--- INPUT ---

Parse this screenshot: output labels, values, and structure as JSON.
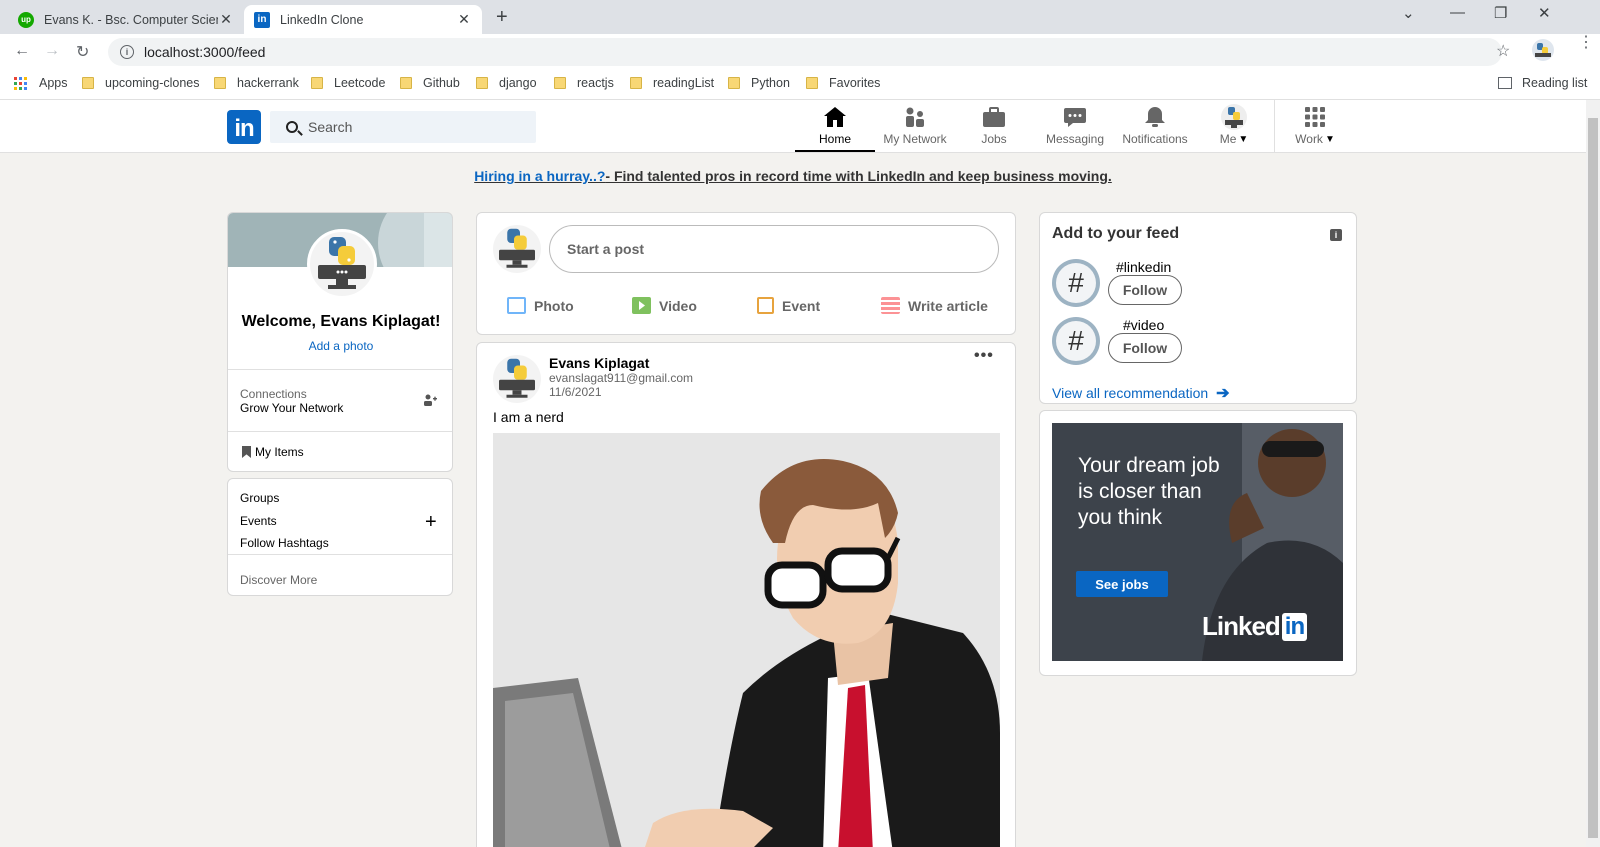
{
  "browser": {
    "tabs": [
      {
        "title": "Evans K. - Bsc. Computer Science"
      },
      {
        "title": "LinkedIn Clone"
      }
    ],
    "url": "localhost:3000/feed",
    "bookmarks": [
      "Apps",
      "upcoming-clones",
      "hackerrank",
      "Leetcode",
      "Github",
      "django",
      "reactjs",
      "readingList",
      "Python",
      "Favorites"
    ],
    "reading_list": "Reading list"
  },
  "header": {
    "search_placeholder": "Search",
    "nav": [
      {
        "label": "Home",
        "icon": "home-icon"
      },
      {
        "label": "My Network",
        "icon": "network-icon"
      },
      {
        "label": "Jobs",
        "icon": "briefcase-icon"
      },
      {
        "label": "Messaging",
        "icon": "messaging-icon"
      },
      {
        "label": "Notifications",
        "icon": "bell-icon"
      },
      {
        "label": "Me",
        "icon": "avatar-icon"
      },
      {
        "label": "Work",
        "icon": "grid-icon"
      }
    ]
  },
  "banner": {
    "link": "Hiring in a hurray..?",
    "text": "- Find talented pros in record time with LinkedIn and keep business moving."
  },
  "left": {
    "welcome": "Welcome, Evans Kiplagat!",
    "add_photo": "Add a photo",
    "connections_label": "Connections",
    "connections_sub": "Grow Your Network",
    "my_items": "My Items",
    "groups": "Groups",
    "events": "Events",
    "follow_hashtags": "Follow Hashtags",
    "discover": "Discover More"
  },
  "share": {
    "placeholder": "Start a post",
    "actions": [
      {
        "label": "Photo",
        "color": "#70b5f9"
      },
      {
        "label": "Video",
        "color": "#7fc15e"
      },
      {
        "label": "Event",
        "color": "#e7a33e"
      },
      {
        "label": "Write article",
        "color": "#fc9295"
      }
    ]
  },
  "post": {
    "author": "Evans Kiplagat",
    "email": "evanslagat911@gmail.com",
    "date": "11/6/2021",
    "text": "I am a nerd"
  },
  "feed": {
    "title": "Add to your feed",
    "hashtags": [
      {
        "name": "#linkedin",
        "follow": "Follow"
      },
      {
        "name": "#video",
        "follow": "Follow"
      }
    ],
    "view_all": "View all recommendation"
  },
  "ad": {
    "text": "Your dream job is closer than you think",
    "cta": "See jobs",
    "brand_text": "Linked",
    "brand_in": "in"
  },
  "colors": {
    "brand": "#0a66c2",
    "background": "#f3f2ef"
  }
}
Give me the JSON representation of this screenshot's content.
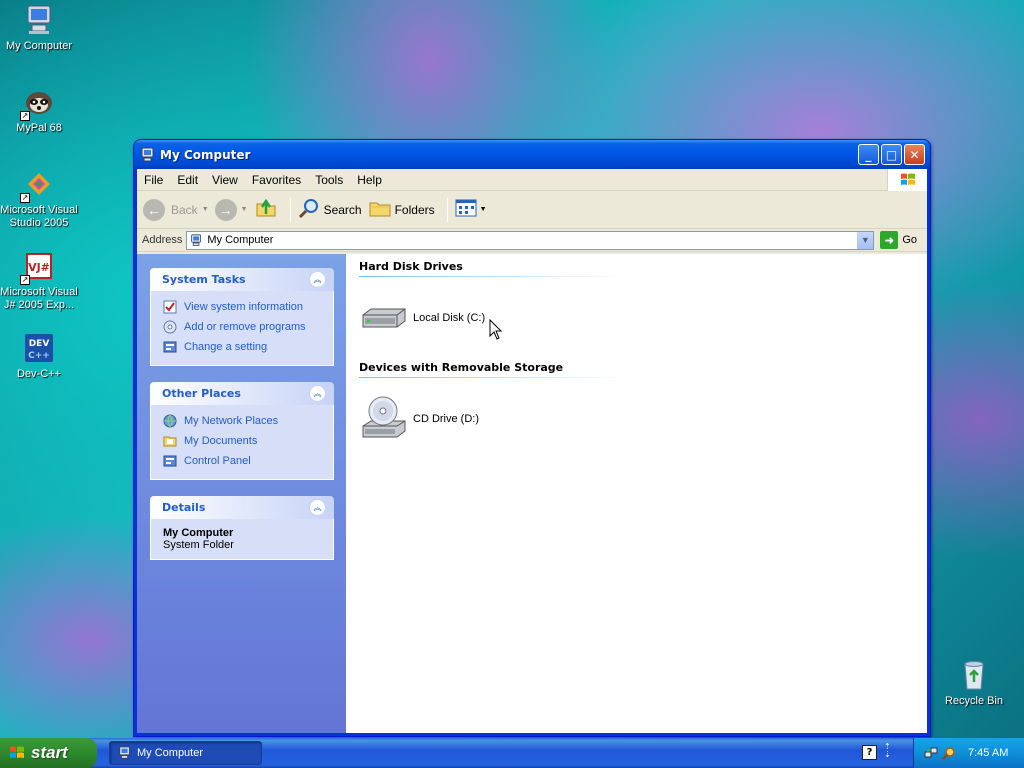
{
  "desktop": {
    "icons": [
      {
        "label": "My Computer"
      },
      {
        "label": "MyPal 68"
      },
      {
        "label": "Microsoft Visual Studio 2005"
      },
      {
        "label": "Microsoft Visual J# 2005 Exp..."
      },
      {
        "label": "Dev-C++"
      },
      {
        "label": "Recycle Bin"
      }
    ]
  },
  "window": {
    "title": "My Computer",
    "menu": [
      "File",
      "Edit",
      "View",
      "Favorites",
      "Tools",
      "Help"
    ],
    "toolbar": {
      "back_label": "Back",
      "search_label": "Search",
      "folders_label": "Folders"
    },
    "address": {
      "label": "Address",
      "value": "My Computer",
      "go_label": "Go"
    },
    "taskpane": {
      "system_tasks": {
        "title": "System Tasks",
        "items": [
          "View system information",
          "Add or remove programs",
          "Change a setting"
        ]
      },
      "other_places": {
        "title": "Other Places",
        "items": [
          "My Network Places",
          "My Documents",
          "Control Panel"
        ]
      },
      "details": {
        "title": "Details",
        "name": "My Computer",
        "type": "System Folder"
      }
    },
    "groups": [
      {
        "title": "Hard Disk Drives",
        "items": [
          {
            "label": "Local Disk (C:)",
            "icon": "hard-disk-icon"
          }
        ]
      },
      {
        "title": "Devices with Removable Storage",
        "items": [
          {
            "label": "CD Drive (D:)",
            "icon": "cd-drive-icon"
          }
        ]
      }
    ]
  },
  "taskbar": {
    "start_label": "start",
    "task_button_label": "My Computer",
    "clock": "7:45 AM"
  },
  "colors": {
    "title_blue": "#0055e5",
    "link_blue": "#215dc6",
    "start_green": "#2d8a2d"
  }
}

---

- **REQUIRED WORK**
Write out each line again precisely as it appears, skipping every picture.

- **RESPONSE**
Parse this screenshot: output labels, values, and structure as JSON.
{
  "browser": {
    "tabs": [
      {
        "title": "Evans K. - Bsc. Computer Science"
      },
      {
        "title": "LinkedIn Clone"
      }
    ],
    "url": "localhost:3000/feed",
    "bookmarks": [
      "Apps",
      "upcoming-clones",
      "hackerrank",
      "Leetcode",
      "Github",
      "django",
      "reactjs",
      "readingList",
      "Python",
      "Favorites"
    ],
    "reading_list": "Reading list"
  },
  "header": {
    "search_placeholder": "Search",
    "nav": [
      {
        "label": "Home",
        "icon": "home-icon"
      },
      {
        "label": "My Network",
        "icon": "network-icon"
      },
      {
        "label": "Jobs",
        "icon": "briefcase-icon"
      },
      {
        "label": "Messaging",
        "icon": "messaging-icon"
      },
      {
        "label": "Notifications",
        "icon": "bell-icon"
      },
      {
        "label": "Me",
        "icon": "avatar-icon"
      },
      {
        "label": "Work",
        "icon": "grid-icon"
      }
    ]
  },
  "banner": {
    "link": "Hiring in a hurray..?",
    "text": "- Find talented pros in record time with LinkedIn and keep business moving."
  },
  "left": {
    "welcome": "Welcome, Evans Kiplagat!",
    "add_photo": "Add a photo",
    "connections_label": "Connections",
    "connections_sub": "Grow Your Network",
    "my_items": "My Items",
    "groups": "Groups",
    "events": "Events",
    "follow_hashtags": "Follow Hashtags",
    "discover": "Discover More"
  },
  "share": {
    "placeholder": "Start a post",
    "actions": [
      {
        "label": "Photo",
        "color": "#70b5f9"
      },
      {
        "label": "Video",
        "color": "#7fc15e"
      },
      {
        "label": "Event",
        "color": "#e7a33e"
      },
      {
        "label": "Write article",
        "color": "#fc9295"
      }
    ]
  },
  "post": {
    "author": "Evans Kiplagat",
    "email": "evanslagat911@gmail.com",
    "date": "11/6/2021",
    "text": "I am a nerd"
  },
  "feed": {
    "title": "Add to your feed",
    "hashtags": [
      {
        "name": "#linkedin",
        "follow": "Follow"
      },
      {
        "name": "#video",
        "follow": "Follow"
      }
    ],
    "view_all": "View all recommendation"
  },
  "ad": {
    "text": "Your dream job is closer than you think",
    "cta": "See jobs",
    "brand_text": "Linked",
    "brand_in": "in"
  },
  "colors": {
    "brand": "#0a66c2",
    "background": "#f3f2ef"
  }
}
Give me the JSON representation of this screenshot's content.
{
  "desktop": {
    "icons": [
      {
        "label": "My Computer"
      },
      {
        "label": "MyPal 68"
      },
      {
        "label": "Microsoft Visual Studio 2005"
      },
      {
        "label": "Microsoft Visual J# 2005 Exp..."
      },
      {
        "label": "Dev-C++"
      },
      {
        "label": "Recycle Bin"
      }
    ]
  },
  "window": {
    "title": "My Computer",
    "menu": [
      "File",
      "Edit",
      "View",
      "Favorites",
      "Tools",
      "Help"
    ],
    "toolbar": {
      "back_label": "Back",
      "search_label": "Search",
      "folders_label": "Folders"
    },
    "address": {
      "label": "Address",
      "value": "My Computer",
      "go_label": "Go"
    },
    "taskpane": {
      "system_tasks": {
        "title": "System Tasks",
        "items": [
          "View system information",
          "Add or remove programs",
          "Change a setting"
        ]
      },
      "other_places": {
        "title": "Other Places",
        "items": [
          "My Network Places",
          "My Documents",
          "Control Panel"
        ]
      },
      "details": {
        "title": "Details",
        "name": "My Computer",
        "type": "System Folder"
      }
    },
    "groups": [
      {
        "title": "Hard Disk Drives",
        "items": [
          {
            "label": "Local Disk (C:)",
            "icon": "hard-disk-icon"
          }
        ]
      },
      {
        "title": "Devices with Removable Storage",
        "items": [
          {
            "label": "CD Drive (D:)",
            "icon": "cd-drive-icon"
          }
        ]
      }
    ]
  },
  "taskbar": {
    "start_label": "start",
    "task_button_label": "My Computer",
    "clock": "7:45 AM"
  },
  "colors": {
    "title_blue": "#0055e5",
    "link_blue": "#215dc6",
    "start_green": "#2d8a2d"
  }
}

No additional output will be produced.